Records excerpted from a collection
· · · · ·

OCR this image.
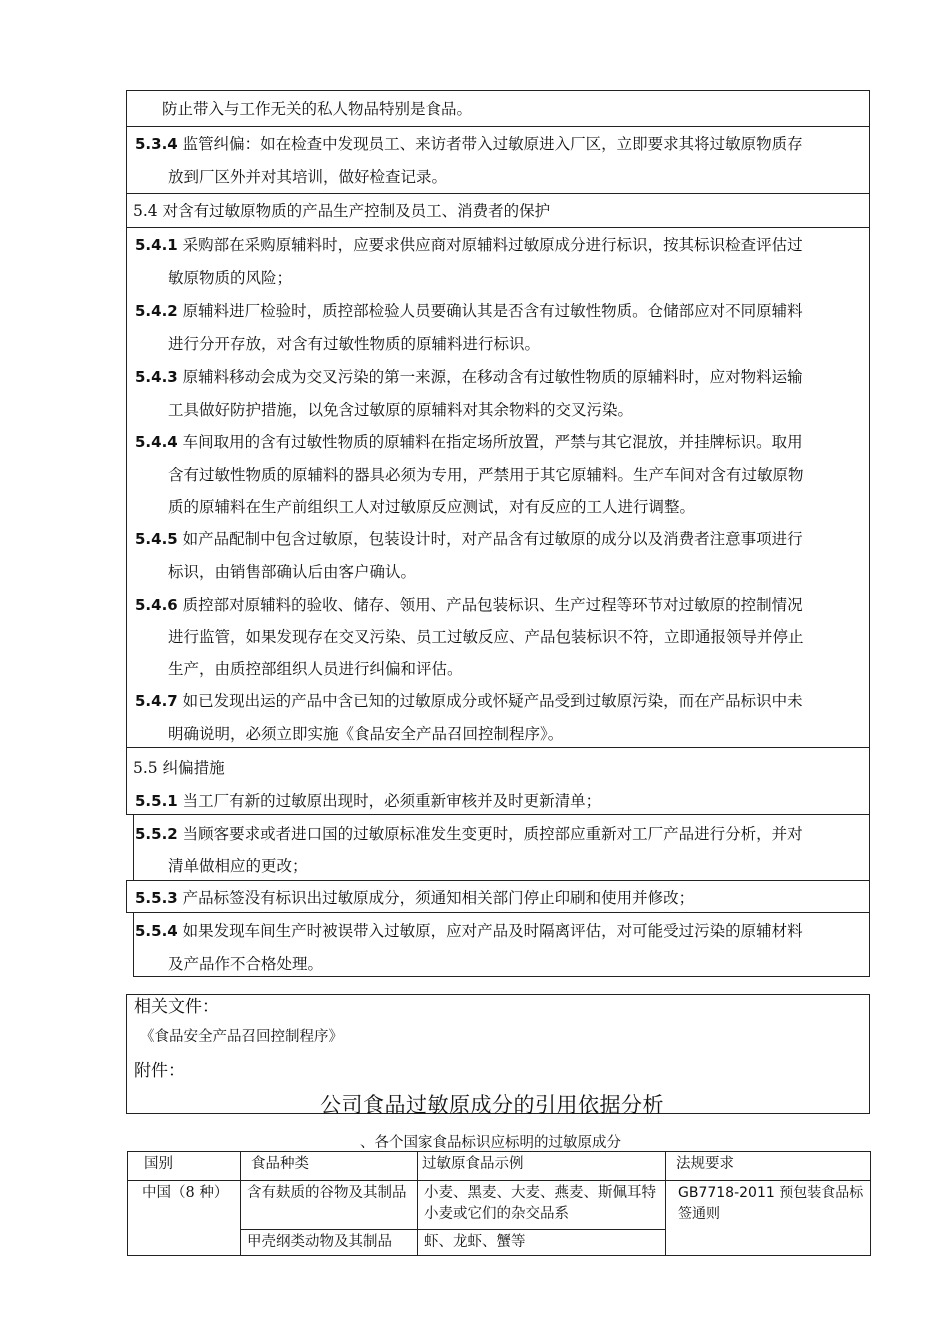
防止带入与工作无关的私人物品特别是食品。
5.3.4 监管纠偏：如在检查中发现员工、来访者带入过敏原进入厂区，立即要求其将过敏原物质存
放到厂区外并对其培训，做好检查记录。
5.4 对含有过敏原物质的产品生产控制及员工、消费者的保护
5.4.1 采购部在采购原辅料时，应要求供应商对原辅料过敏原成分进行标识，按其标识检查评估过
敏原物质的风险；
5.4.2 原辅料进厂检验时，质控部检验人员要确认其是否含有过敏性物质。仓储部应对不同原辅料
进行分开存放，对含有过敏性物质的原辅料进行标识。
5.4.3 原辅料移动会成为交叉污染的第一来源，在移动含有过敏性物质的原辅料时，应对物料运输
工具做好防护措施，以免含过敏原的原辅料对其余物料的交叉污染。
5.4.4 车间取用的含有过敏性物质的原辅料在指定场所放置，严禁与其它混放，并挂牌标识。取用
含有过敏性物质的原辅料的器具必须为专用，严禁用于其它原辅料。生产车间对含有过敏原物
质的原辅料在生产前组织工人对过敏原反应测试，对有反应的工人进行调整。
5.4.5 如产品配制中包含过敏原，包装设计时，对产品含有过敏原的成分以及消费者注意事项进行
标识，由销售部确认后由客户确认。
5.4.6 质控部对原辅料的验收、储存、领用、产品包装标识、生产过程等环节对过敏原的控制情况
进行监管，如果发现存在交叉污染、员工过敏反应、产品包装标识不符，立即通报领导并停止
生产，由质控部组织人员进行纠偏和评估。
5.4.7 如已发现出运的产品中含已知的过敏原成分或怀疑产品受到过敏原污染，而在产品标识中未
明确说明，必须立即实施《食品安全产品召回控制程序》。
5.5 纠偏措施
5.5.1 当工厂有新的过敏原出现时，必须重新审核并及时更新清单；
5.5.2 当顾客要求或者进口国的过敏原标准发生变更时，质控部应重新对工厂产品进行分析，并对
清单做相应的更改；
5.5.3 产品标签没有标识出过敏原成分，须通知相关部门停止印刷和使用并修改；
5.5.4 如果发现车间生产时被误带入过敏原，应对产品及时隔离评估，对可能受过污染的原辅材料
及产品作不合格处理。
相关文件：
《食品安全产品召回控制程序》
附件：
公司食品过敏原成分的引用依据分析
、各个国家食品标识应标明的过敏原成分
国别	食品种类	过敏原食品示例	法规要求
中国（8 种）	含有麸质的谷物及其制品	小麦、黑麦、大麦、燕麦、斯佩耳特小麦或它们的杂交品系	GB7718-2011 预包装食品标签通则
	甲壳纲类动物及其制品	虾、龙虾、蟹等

· · · · ·

Task objective:
Reproduce the data word for word, excluding its pictures.

Full response:
OCR this image.
防止带入与工作无关的私人物品特别是食品。
5.3.4 监管纠偏：如在检查中发现员工、来访者带入过敏原进入厂区，立即要求其将过敏原物质存
放到厂区外并对其培训，做好检查记录。
5.4 对含有过敏原物质的产品生产控制及员工、消费者的保护
5.4.1 采购部在采购原辅料时，应要求供应商对原辅料过敏原成分进行标识，按其标识检查评估过
敏原物质的风险；
5.4.2 原辅料进厂检验时，质控部检验人员要确认其是否含有过敏性物质。仓储部应对不同原辅料
进行分开存放，对含有过敏性物质的原辅料进行标识。
5.4.3 原辅料移动会成为交叉污染的第一来源，在移动含有过敏性物质的原辅料时，应对物料运输
工具做好防护措施，以免含过敏原的原辅料对其余物料的交叉污染。
5.4.4 车间取用的含有过敏性物质的原辅料在指定场所放置，严禁与其它混放，并挂牌标识。取用
含有过敏性物质的原辅料的器具必须为专用，严禁用于其它原辅料。生产车间对含有过敏原物
质的原辅料在生产前组织工人对过敏原反应测试，对有反应的工人进行调整。
5.4.5 如产品配制中包含过敏原，包装设计时，对产品含有过敏原的成分以及消费者注意事项进行
标识，由销售部确认后由客户确认。
5.4.6 质控部对原辅料的验收、储存、领用、产品包装标识、生产过程等环节对过敏原的控制情况
进行监管，如果发现存在交叉污染、员工过敏反应、产品包装标识不符，立即通报领导并停止
生产，由质控部组织人员进行纠偏和评估。
5.4.7 如已发现出运的产品中含已知的过敏原成分或怀疑产品受到过敏原污染，而在产品标识中未
明确说明，必须立即实施《食品安全产品召回控制程序》。
5.5 纠偏措施
5.5.1 当工厂有新的过敏原出现时，必须重新审核并及时更新清单；
5.5.2 当顾客要求或者进口国的过敏原标准发生变更时，质控部应重新对工厂产品进行分析，并对
清单做相应的更改；
5.5.3 产品标签没有标识出过敏原成分，须通知相关部门停止印刷和使用并修改；
5.5.4 如果发现车间生产时被误带入过敏原，应对产品及时隔离评估，对可能受过污染的原辅材料
及产品作不合格处理。
相关文件：
《食品安全产品召回控制程序》
附件：
公司食品过敏原成分的引用依据分析
、各个国家食品标识应标明的过敏原成分
国别	食品种类	过敏原食品示例	法规要求
中国（8 种）	含有麸质的谷物及其制品	小麦、黑麦、大麦、燕麦、斯佩耳特小麦或它们的杂交品系	GB7718-2011 预包装食品标签通则
	甲壳纲类动物及其制品	虾、龙虾、蟹等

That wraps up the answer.